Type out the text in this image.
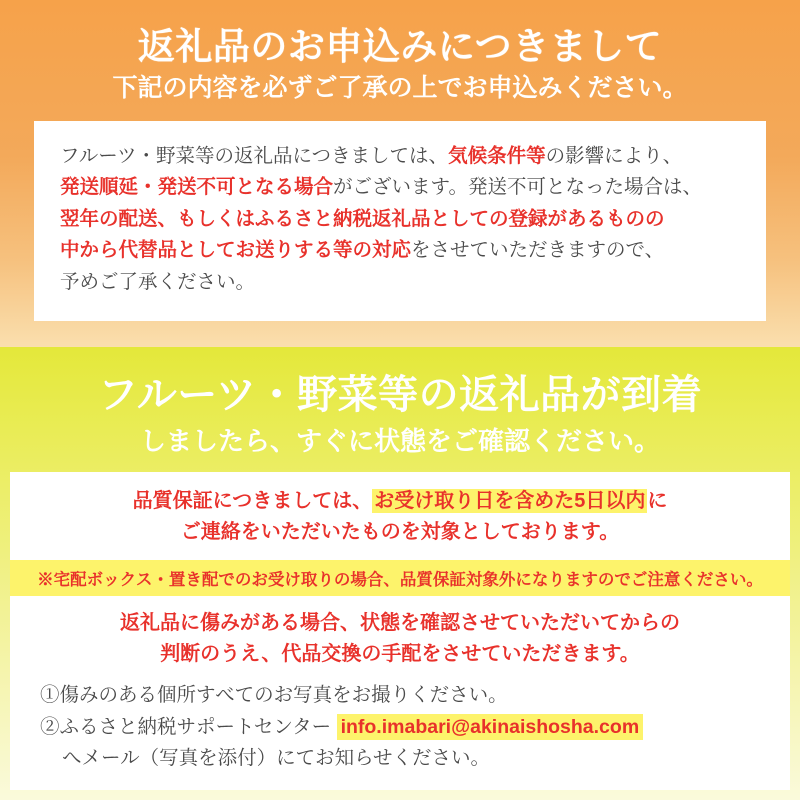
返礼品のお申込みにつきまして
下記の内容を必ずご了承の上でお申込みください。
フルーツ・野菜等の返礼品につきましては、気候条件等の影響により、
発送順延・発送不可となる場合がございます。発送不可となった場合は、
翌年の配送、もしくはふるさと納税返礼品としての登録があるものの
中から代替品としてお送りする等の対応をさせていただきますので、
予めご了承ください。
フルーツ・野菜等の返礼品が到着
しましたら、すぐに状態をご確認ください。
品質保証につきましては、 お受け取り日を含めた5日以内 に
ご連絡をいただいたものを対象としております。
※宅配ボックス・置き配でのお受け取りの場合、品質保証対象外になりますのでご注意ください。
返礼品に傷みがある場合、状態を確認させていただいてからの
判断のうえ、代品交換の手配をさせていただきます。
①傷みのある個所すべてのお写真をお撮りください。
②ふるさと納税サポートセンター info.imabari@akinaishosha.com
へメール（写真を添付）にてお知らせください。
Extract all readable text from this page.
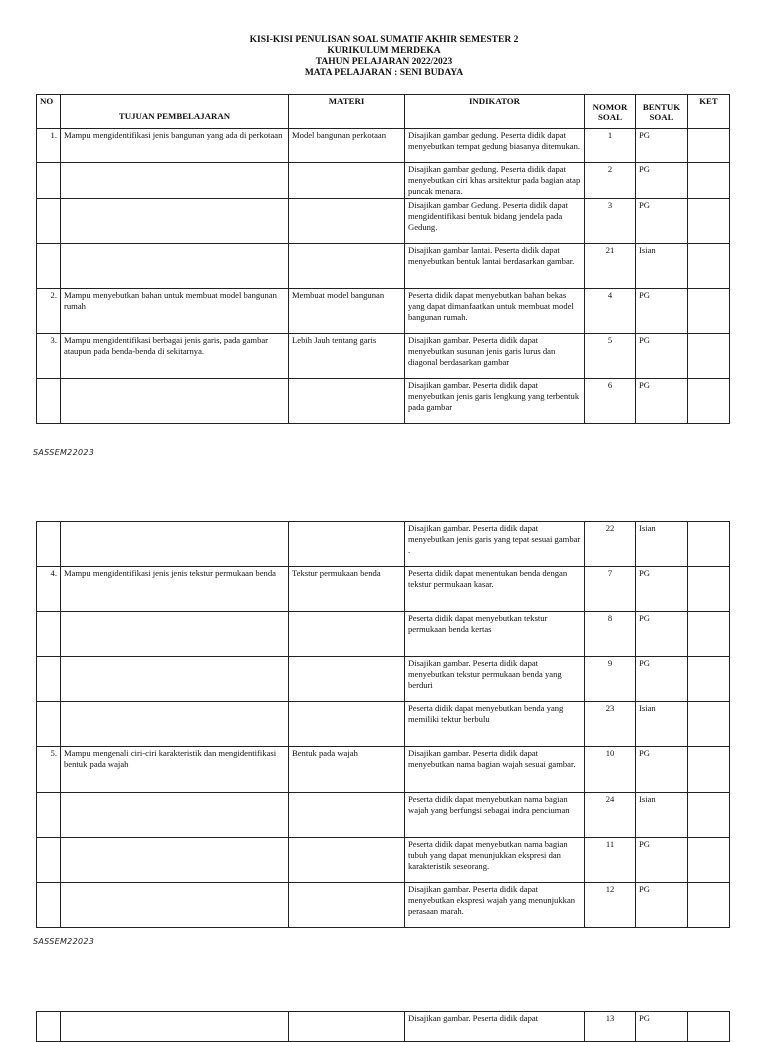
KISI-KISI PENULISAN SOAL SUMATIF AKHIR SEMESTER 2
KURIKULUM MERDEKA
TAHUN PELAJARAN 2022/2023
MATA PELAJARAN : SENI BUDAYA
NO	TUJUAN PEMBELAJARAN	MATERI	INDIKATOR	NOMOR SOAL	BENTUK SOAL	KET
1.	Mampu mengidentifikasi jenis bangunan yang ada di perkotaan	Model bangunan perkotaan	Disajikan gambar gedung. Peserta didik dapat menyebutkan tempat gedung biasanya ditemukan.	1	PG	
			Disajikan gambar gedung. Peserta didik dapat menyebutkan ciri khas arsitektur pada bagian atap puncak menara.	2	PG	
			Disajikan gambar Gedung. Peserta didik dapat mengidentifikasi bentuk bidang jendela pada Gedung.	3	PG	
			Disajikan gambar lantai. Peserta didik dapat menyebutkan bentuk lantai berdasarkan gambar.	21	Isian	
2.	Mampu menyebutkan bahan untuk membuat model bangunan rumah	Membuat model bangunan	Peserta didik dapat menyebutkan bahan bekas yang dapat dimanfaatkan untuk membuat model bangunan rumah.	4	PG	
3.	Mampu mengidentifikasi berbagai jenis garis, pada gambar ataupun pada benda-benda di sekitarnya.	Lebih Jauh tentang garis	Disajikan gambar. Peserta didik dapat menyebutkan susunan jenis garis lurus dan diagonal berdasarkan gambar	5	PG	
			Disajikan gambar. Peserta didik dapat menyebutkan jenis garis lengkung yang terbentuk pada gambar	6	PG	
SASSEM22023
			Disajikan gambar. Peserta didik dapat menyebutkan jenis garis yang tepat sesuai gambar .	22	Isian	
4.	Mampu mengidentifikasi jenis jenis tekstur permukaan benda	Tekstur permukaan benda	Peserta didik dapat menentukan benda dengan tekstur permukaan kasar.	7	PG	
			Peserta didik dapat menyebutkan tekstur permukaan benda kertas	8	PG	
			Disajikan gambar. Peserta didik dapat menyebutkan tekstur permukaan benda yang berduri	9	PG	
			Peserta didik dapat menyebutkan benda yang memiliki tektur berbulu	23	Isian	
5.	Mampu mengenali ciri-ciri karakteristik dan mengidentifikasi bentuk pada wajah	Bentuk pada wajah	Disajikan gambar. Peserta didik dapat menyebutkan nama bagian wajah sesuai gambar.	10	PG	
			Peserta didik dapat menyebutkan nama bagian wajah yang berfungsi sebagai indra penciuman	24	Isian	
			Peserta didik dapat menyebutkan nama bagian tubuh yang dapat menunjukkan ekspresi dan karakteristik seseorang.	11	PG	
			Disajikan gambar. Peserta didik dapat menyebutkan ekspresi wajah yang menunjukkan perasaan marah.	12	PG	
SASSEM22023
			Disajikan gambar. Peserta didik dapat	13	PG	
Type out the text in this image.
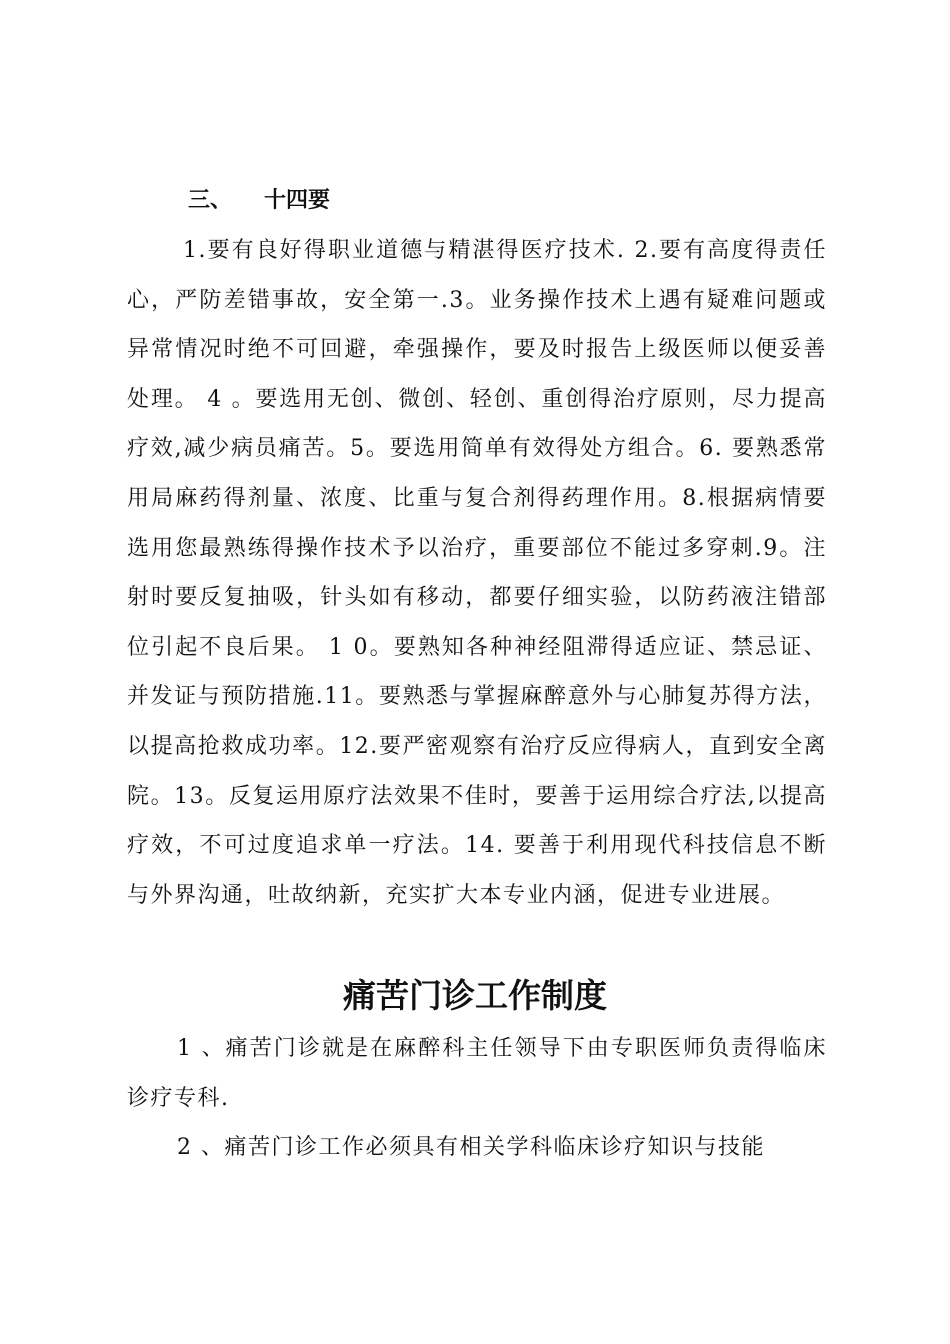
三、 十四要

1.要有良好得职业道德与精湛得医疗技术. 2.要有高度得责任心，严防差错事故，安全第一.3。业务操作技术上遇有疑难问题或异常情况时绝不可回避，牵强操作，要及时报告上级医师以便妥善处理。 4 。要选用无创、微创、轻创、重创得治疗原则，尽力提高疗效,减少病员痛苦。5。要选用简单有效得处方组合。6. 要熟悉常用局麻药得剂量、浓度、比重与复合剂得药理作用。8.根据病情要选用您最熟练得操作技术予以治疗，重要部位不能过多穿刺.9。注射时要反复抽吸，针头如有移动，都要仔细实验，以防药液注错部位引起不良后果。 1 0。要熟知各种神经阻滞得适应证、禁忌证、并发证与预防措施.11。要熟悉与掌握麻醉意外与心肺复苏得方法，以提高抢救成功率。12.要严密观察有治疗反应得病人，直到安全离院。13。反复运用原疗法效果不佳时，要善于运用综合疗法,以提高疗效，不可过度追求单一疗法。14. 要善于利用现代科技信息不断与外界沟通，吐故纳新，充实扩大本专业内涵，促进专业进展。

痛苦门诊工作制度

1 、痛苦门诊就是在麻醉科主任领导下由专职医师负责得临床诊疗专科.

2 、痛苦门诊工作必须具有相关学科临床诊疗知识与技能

--*--

Look for "bagian" and pull out every line that has it.

Exercise answer:
			Disajikan gambar gedung. Peserta didik dapat menyebutkan ciri khas arsitektur pada bagian atap puncak menara.	2	PG	
5.	Mampu mengenali ciri-ciri karakteristik dan mengidentifikasi bentuk pada wajah	Bentuk pada wajah	Disajikan gambar. Peserta didik dapat menyebutkan nama bagian wajah sesuai gambar.	10	PG	
			Peserta didik dapat menyebutkan nama bagian wajah yang berfungsi sebagai indra penciuman	24	Isian	
			Peserta didik dapat menyebutkan nama bagian tubuh yang dapat menunjukkan ekspresi dan karakteristik seseorang.	11	PG	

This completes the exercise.